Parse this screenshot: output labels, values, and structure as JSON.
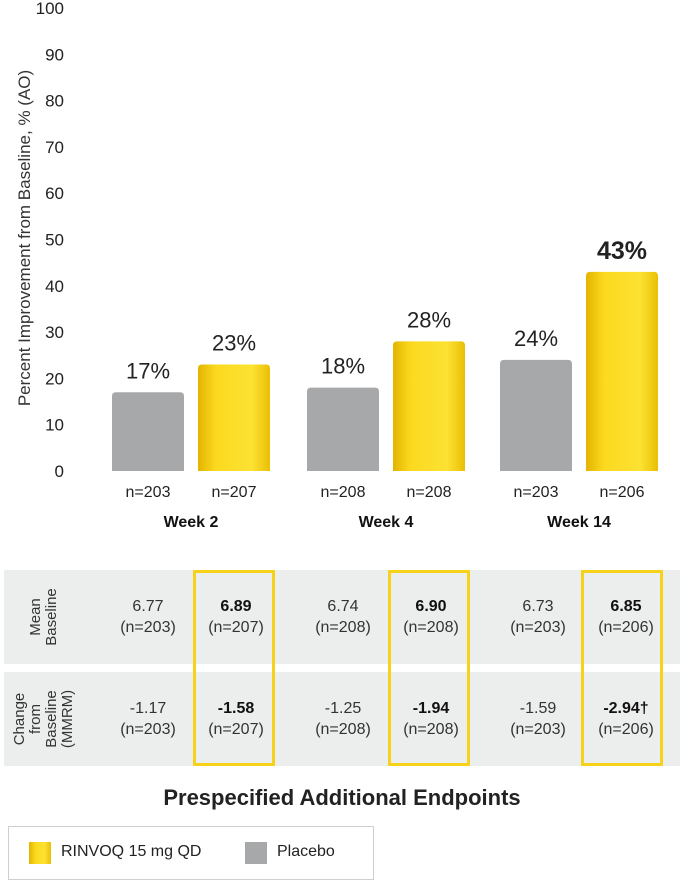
{
  "chart_data": {
    "type": "bar",
    "ylabel": "Percent Improvement from Baseline, % (AO)",
    "ylim": [
      0,
      100
    ],
    "yticks": [
      0,
      10,
      20,
      30,
      40,
      50,
      60,
      70,
      80,
      90,
      100
    ],
    "groups": [
      "Week 2",
      "Week 4",
      "Week 14"
    ],
    "series": [
      {
        "name": "Placebo",
        "color": "#a6a8aa",
        "values": [
          17,
          18,
          24
        ],
        "labels": [
          "17%",
          "18%",
          "24%"
        ],
        "n": [
          "n=203",
          "n=208",
          "n=203"
        ]
      },
      {
        "name": "RINVOQ 15 mg QD",
        "color": "#f7cf14",
        "values": [
          23,
          28,
          43
        ],
        "labels": [
          "23%",
          "28%",
          "43%"
        ],
        "n": [
          "n=207",
          "n=208",
          "n=206"
        ]
      }
    ]
  },
  "table": {
    "rows": [
      {
        "header": [
          "Mean",
          "Baseline"
        ],
        "cells": [
          {
            "v": "6.77",
            "n": "(n=203)",
            "bold": false
          },
          {
            "v": "6.89",
            "n": "(n=207)",
            "bold": true
          },
          {
            "v": "6.74",
            "n": "(n=208)",
            "bold": false
          },
          {
            "v": "6.90",
            "n": "(n=208)",
            "bold": true
          },
          {
            "v": "6.73",
            "n": "(n=203)",
            "bold": false
          },
          {
            "v": "6.85",
            "n": "(n=206)",
            "bold": true
          }
        ]
      },
      {
        "header": [
          "Change",
          "from",
          "Baseline",
          "(MMRM)"
        ],
        "cells": [
          {
            "v": "-1.17",
            "n": "(n=203)",
            "bold": false
          },
          {
            "v": "-1.58",
            "n": "(n=207)",
            "bold": true
          },
          {
            "v": "-1.25",
            "n": "(n=208)",
            "bold": false
          },
          {
            "v": "-1.94",
            "n": "(n=208)",
            "bold": true
          },
          {
            "v": "-1.59",
            "n": "(n=203)",
            "bold": false
          },
          {
            "v": "-2.94†",
            "n": "(n=206)",
            "bold": true
          }
        ]
      }
    ]
  },
  "footer_title": "Prespecified Additional Endpoints",
  "legend": {
    "rinvoq_label": "RINVOQ 15 mg QD",
    "placebo_label": "Placebo",
    "rinvoq_color": "#f7cf14",
    "placebo_color": "#a6a8aa"
  }
}
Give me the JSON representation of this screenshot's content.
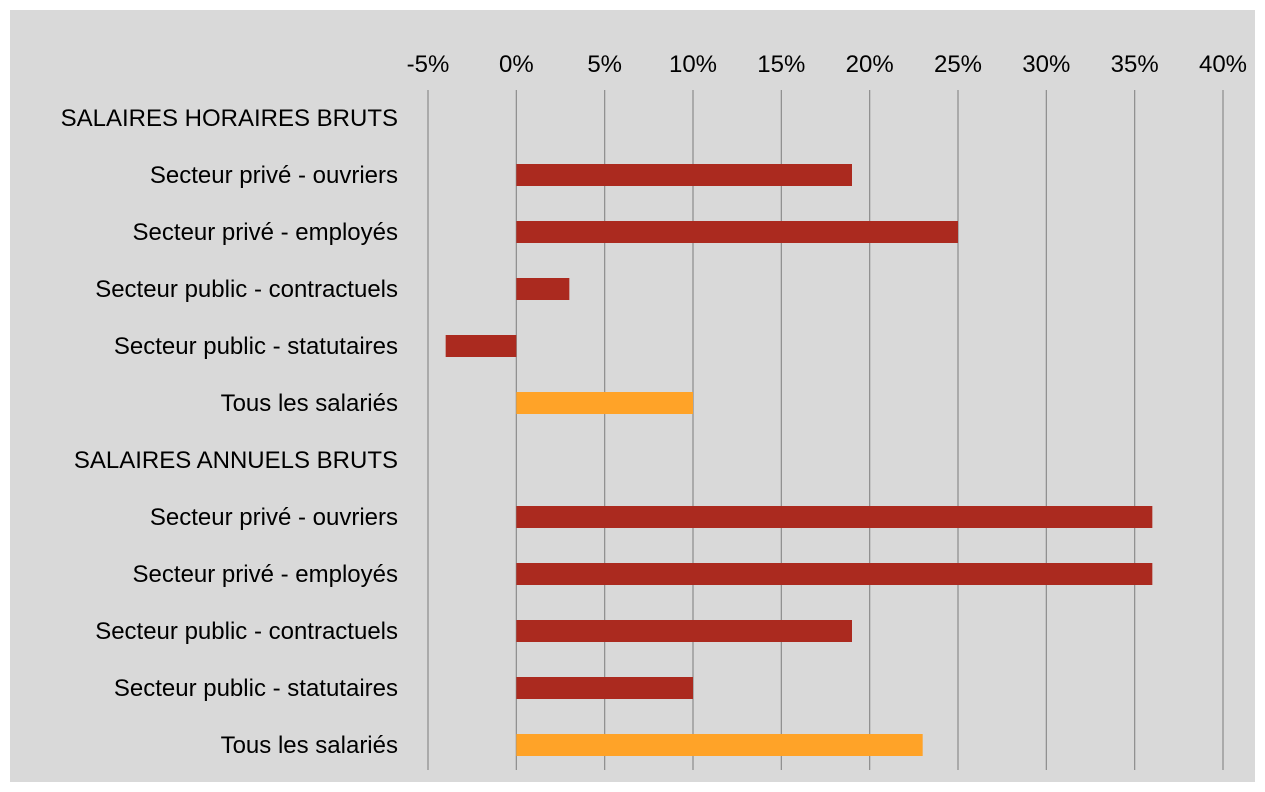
{
  "chart_data": {
    "type": "bar",
    "orientation": "horizontal",
    "title": "",
    "xlabel": "",
    "ylabel": "",
    "xlim": [
      -5,
      40
    ],
    "x_ticks": [
      -5,
      0,
      5,
      10,
      15,
      20,
      25,
      30,
      35,
      40
    ],
    "x_tick_labels": [
      "-5%",
      "0%",
      "5%",
      "10%",
      "15%",
      "20%",
      "25%",
      "30%",
      "35%",
      "40%"
    ],
    "x_axis_position": "top",
    "grid": true,
    "legend": "none",
    "colors": {
      "background": "#d9d9d9",
      "bar": "#ab2a1f",
      "bar_highlight": "#ffa328",
      "grid": "#8c8c8c"
    },
    "categories": [
      "SALAIRES HORAIRES BRUTS",
      "Secteur privé - ouvriers",
      "Secteur privé - employés",
      "Secteur public - contractuels",
      "Secteur public - statutaires",
      "Tous les salariés",
      "SALAIRES ANNUELS BRUTS",
      "Secteur privé - ouvriers",
      "Secteur privé - employés",
      "Secteur public - contractuels",
      "Secteur public - statutaires",
      "Tous les salariés"
    ],
    "values": [
      null,
      19,
      25,
      3,
      -4,
      10,
      null,
      36,
      36,
      19,
      10,
      23
    ],
    "highlight": [
      false,
      false,
      false,
      false,
      false,
      true,
      false,
      false,
      false,
      false,
      false,
      true
    ]
  }
}
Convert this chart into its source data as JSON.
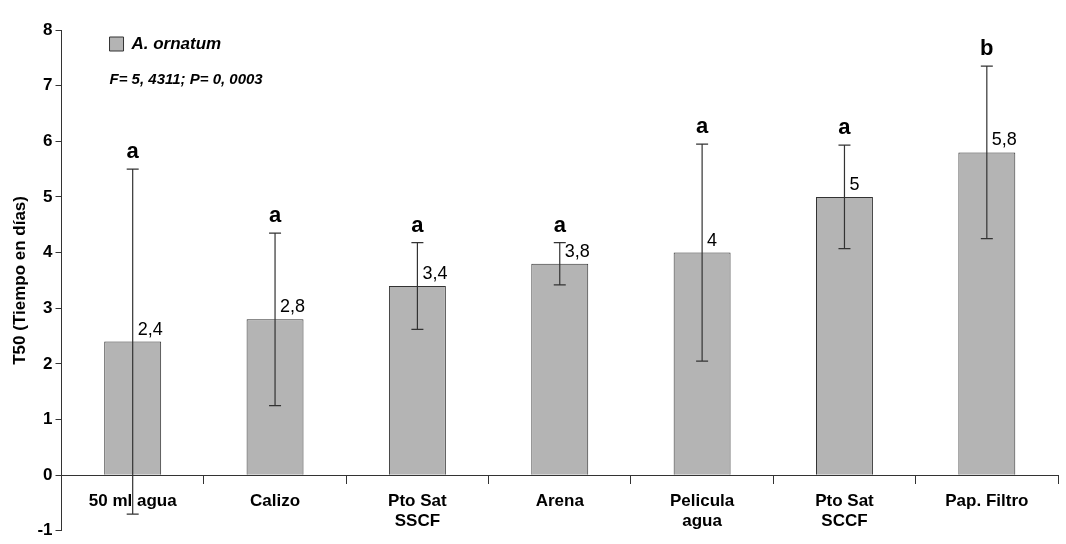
{
  "chart_data": {
    "type": "bar",
    "ylabel": "T50 (Tiempo en días)",
    "categories": [
      "50 ml agua",
      "Calizo",
      "Pto Sat SSCF",
      "Arena",
      "Pelicula agua",
      "Pto Sat SCCF",
      "Pap. Filtro"
    ],
    "series": [
      {
        "name": "A. ornatum",
        "color": "#b4b4b4",
        "values": [
          2.4,
          2.8,
          3.4,
          3.8,
          4,
          5,
          5.8
        ],
        "errors": [
          3.1,
          1.55,
          0.78,
          0.38,
          1.95,
          0.93,
          1.55
        ],
        "value_labels": [
          "2,4",
          "2,8",
          "3,4",
          "3,8",
          "4",
          "5",
          "5,8"
        ]
      }
    ],
    "ylim": [
      -1,
      8
    ],
    "yticks": [
      -1,
      0,
      1,
      2,
      3,
      4,
      5,
      6,
      7,
      8
    ],
    "grid": false,
    "legend": "top left",
    "annotations": [
      "F= 5, 4311; P= 0, 0003",
      "a",
      "a",
      "a",
      "a",
      "a",
      "a",
      "b"
    ]
  }
}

------------------------------

### [Stated exercise]
Write out every record above exactly as it stands, but leave out the pictures.

### [Solution for this exercise]
Parse this screenshot: output labels, values, and structure as JSON.
{
  "chart_data": {
    "type": "bar",
    "ylabel": "Percent Improvement from Baseline, % (AO)",
    "ylim": [
      0,
      100
    ],
    "yticks": [
      0,
      10,
      20,
      30,
      40,
      50,
      60,
      70,
      80,
      90,
      100
    ],
    "groups": [
      "Week 2",
      "Week 4",
      "Week 14"
    ],
    "series": [
      {
        "name": "Placebo",
        "color": "#a6a8aa",
        "values": [
          17,
          18,
          24
        ],
        "labels": [
          "17%",
          "18%",
          "24%"
        ],
        "n": [
          "n=203",
          "n=208",
          "n=203"
        ]
      },
      {
        "name": "RINVOQ 15 mg QD",
        "color": "#f7cf14",
        "values": [
          23,
          28,
          43
        ],
        "labels": [
          "23%",
          "28%",
          "43%"
        ],
        "n": [
          "n=207",
          "n=208",
          "n=206"
        ]
      }
    ]
  },
  "table": {
    "rows": [
      {
        "header": [
          "Mean",
          "Baseline"
        ],
        "cells": [
          {
            "v": "6.77",
            "n": "(n=203)",
            "bold": false
          },
          {
            "v": "6.89",
            "n": "(n=207)",
            "bold": true
          },
          {
            "v": "6.74",
            "n": "(n=208)",
            "bold": false
          },
          {
            "v": "6.90",
            "n": "(n=208)",
            "bold": true
          },
          {
            "v": "6.73",
            "n": "(n=203)",
            "bold": false
          },
          {
            "v": "6.85",
            "n": "(n=206)",
            "bold": true
          }
        ]
      },
      {
        "header": [
          "Change",
          "from",
          "Baseline",
          "(MMRM)"
        ],
        "cells": [
          {
            "v": "-1.17",
            "n": "(n=203)",
            "bold": false
          },
          {
            "v": "-1.58",
            "n": "(n=207)",
            "bold": true
          },
          {
            "v": "-1.25",
            "n": "(n=208)",
            "bold": false
          },
          {
            "v": "-1.94",
            "n": "(n=208)",
            "bold": true
          },
          {
            "v": "-1.59",
            "n": "(n=203)",
            "bold": false
          },
          {
            "v": "-2.94†",
            "n": "(n=206)",
            "bold": true
          }
        ]
      }
    ]
  },
  "footer_title": "Prespecified Additional Endpoints",
  "legend": {
    "rinvoq_label": "RINVOQ 15 mg QD",
    "placebo_label": "Placebo",
    "rinvoq_color": "#f7cf14",
    "placebo_color": "#a6a8aa"
  }
}
Give me the JSON representation of this screenshot's content.
{
  "chart_data": {
    "type": "bar",
    "orientation": "horizontal",
    "title": "",
    "xlabel": "",
    "ylabel": "",
    "xlim": [
      -5,
      40
    ],
    "x_ticks": [
      -5,
      0,
      5,
      10,
      15,
      20,
      25,
      30,
      35,
      40
    ],
    "x_tick_labels": [
      "-5%",
      "0%",
      "5%",
      "10%",
      "15%",
      "20%",
      "25%",
      "30%",
      "35%",
      "40%"
    ],
    "x_axis_position": "top",
    "grid": true,
    "legend": "none",
    "colors": {
      "background": "#d9d9d9",
      "bar": "#ab2a1f",
      "bar_highlight": "#ffa328",
      "grid": "#8c8c8c"
    },
    "categories": [
      "SALAIRES HORAIRES BRUTS",
      "Secteur privé - ouvriers",
      "Secteur privé - employés",
      "Secteur public - contractuels",
      "Secteur public - statutaires",
      "Tous les salariés",
      "SALAIRES ANNUELS BRUTS",
      "Secteur privé - ouvriers",
      "Secteur privé - employés",
      "Secteur public - contractuels",
      "Secteur public - statutaires",
      "Tous les salariés"
    ],
    "values": [
      null,
      19,
      25,
      3,
      -4,
      10,
      null,
      36,
      36,
      19,
      10,
      23
    ],
    "highlight": [
      false,
      false,
      false,
      false,
      false,
      true,
      false,
      false,
      false,
      false,
      false,
      true
    ]
  }
}
Convert this chart into its source data as JSON.
{
  "chart_data": {
    "type": "bar",
    "ylabel": "T50 (Tiempo en días)",
    "categories": [
      "50 ml agua",
      "Calizo",
      "Pto Sat SSCF",
      "Arena",
      "Pelicula agua",
      "Pto Sat SCCF",
      "Pap. Filtro"
    ],
    "series": [
      {
        "name": "A. ornatum",
        "color": "#b4b4b4",
        "values": [
          2.4,
          2.8,
          3.4,
          3.8,
          4,
          5,
          5.8
        ],
        "errors": [
          3.1,
          1.55,
          0.78,
          0.38,
          1.95,
          0.93,
          1.55
        ],
        "value_labels": [
          "2,4",
          "2,8",
          "3,4",
          "3,8",
          "4",
          "5",
          "5,8"
        ]
      }
    ],
    "ylim": [
      -1,
      8
    ],
    "yticks": [
      -1,
      0,
      1,
      2,
      3,
      4,
      5,
      6,
      7,
      8
    ],
    "grid": false,
    "legend": "top left",
    "annotations": [
      "F= 5, 4311; P= 0, 0003",
      "a",
      "a",
      "a",
      "a",
      "a",
      "a",
      "b"
    ]
  }
}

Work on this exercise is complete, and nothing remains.